* _PROVIDED INFORMATION_
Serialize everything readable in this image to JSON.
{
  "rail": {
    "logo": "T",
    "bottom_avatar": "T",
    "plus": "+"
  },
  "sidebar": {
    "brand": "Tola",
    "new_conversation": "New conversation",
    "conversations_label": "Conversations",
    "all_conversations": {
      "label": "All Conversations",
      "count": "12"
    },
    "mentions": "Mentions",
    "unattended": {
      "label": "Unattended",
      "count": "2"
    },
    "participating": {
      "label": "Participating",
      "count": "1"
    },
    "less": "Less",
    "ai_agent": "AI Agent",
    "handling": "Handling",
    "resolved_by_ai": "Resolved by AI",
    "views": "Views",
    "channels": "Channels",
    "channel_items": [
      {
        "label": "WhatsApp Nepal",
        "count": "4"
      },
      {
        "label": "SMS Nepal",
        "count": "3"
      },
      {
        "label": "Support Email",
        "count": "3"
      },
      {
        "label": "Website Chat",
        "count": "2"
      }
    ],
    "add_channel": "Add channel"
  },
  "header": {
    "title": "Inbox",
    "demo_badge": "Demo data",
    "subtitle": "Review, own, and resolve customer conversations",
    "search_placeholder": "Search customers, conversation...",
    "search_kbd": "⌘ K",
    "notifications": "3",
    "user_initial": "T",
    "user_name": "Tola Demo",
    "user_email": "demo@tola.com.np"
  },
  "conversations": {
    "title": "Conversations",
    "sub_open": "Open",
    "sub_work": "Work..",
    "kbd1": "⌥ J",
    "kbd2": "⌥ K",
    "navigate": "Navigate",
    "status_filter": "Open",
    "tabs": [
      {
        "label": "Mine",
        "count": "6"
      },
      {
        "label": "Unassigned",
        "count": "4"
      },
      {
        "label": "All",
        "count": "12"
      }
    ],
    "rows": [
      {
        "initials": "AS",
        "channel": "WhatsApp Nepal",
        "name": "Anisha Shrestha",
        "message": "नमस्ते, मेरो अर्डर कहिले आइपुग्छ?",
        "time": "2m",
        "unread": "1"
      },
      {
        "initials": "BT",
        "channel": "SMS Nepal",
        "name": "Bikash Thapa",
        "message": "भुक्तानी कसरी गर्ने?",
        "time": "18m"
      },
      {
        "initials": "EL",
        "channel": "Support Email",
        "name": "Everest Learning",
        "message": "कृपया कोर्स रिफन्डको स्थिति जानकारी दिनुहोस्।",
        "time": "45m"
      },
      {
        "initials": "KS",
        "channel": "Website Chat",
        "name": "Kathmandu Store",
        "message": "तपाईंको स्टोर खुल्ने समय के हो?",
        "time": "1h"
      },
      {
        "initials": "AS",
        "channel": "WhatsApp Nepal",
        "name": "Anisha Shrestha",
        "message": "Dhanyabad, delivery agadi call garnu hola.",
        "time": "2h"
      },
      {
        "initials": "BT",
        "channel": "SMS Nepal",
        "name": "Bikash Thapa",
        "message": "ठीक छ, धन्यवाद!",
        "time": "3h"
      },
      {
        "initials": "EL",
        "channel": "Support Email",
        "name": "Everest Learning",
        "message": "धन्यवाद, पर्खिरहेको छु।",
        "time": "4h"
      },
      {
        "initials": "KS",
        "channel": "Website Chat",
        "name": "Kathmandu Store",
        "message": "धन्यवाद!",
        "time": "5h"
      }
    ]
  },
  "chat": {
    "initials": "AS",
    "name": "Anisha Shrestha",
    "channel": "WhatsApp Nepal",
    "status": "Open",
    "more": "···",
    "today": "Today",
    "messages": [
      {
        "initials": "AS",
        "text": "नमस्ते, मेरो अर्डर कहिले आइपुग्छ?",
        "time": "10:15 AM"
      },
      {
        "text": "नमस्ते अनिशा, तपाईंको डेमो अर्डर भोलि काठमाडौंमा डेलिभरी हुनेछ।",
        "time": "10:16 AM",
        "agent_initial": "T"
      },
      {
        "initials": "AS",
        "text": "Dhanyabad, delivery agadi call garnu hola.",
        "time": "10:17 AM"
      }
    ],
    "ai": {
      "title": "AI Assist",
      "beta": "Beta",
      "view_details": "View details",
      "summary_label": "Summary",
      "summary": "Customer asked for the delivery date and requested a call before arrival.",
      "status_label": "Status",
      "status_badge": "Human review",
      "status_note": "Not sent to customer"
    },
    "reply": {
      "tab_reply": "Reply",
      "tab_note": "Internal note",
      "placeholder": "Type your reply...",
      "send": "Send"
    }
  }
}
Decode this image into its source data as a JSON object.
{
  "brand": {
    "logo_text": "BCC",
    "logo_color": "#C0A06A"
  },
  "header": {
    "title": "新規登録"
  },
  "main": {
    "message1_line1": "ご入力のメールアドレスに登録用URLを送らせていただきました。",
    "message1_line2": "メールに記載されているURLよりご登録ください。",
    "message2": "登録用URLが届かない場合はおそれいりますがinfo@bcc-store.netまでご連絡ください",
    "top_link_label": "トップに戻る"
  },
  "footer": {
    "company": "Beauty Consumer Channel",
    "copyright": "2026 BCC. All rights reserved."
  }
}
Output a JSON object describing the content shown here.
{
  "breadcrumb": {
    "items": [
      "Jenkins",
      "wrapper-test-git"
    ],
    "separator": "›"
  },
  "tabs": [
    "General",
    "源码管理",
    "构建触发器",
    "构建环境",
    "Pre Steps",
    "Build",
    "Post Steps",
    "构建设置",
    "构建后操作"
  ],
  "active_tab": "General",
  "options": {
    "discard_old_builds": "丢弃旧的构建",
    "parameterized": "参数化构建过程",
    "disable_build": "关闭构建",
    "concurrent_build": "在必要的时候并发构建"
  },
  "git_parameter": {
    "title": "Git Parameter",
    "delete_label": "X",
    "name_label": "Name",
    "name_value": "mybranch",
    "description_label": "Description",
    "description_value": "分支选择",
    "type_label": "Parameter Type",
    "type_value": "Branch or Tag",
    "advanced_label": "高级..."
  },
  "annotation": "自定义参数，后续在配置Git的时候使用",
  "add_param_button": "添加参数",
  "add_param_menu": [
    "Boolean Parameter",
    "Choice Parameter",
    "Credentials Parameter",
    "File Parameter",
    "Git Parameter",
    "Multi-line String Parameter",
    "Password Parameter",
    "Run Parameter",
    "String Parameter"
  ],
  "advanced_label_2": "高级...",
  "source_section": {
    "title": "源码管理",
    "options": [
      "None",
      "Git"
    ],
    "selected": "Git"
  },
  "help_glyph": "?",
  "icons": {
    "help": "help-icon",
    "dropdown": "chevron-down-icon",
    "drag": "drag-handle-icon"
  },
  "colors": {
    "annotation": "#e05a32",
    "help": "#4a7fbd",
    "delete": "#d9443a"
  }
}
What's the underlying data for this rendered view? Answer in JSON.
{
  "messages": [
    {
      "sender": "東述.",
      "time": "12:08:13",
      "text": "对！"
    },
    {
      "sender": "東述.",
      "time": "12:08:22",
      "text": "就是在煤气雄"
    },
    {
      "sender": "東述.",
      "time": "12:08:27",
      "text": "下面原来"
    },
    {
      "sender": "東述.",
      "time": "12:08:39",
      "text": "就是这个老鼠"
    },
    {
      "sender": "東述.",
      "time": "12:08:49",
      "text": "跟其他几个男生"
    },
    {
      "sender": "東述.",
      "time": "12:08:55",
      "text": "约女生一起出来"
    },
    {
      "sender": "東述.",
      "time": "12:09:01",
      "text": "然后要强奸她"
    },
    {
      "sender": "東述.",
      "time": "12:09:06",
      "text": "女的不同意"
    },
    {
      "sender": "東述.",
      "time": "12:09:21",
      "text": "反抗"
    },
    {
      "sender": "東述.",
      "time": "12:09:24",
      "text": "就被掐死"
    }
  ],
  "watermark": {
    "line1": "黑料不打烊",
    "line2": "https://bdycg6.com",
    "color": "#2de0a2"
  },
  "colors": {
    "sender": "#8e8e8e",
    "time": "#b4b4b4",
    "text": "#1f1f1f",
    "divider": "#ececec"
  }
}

* _PROBLEM DETAILS_
Copy out exactly the lines running from the line with "What's the underlying" to the end of the records, inclusive.

* _ANSWER TO THE EXERCISE_
What's the underlying data for this rendered view? Answer in JSON.
{
  "messages": [
    {
      "sender": "東述.",
      "time": "12:08:13",
      "text": "对！"
    },
    {
      "sender": "東述.",
      "time": "12:08:22",
      "text": "就是在煤气雄"
    },
    {
      "sender": "東述.",
      "time": "12:08:27",
      "text": "下面原来"
    },
    {
      "sender": "東述.",
      "time": "12:08:39",
      "text": "就是这个老鼠"
    },
    {
      "sender": "東述.",
      "time": "12:08:49",
      "text": "跟其他几个男生"
    },
    {
      "sender": "東述.",
      "time": "12:08:55",
      "text": "约女生一起出来"
    },
    {
      "sender": "東述.",
      "time": "12:09:01",
      "text": "然后要强奸她"
    },
    {
      "sender": "東述.",
      "time": "12:09:06",
      "text": "女的不同意"
    },
    {
      "sender": "東述.",
      "time": "12:09:21",
      "text": "反抗"
    },
    {
      "sender": "東述.",
      "time": "12:09:24",
      "text": "就被掐死"
    }
  ],
  "watermark": {
    "line1": "黑料不打烊",
    "line2": "https://bdycg6.com",
    "color": "#2de0a2"
  },
  "colors": {
    "sender": "#8e8e8e",
    "time": "#b4b4b4",
    "text": "#1f1f1f",
    "divider": "#ececec"
  }
}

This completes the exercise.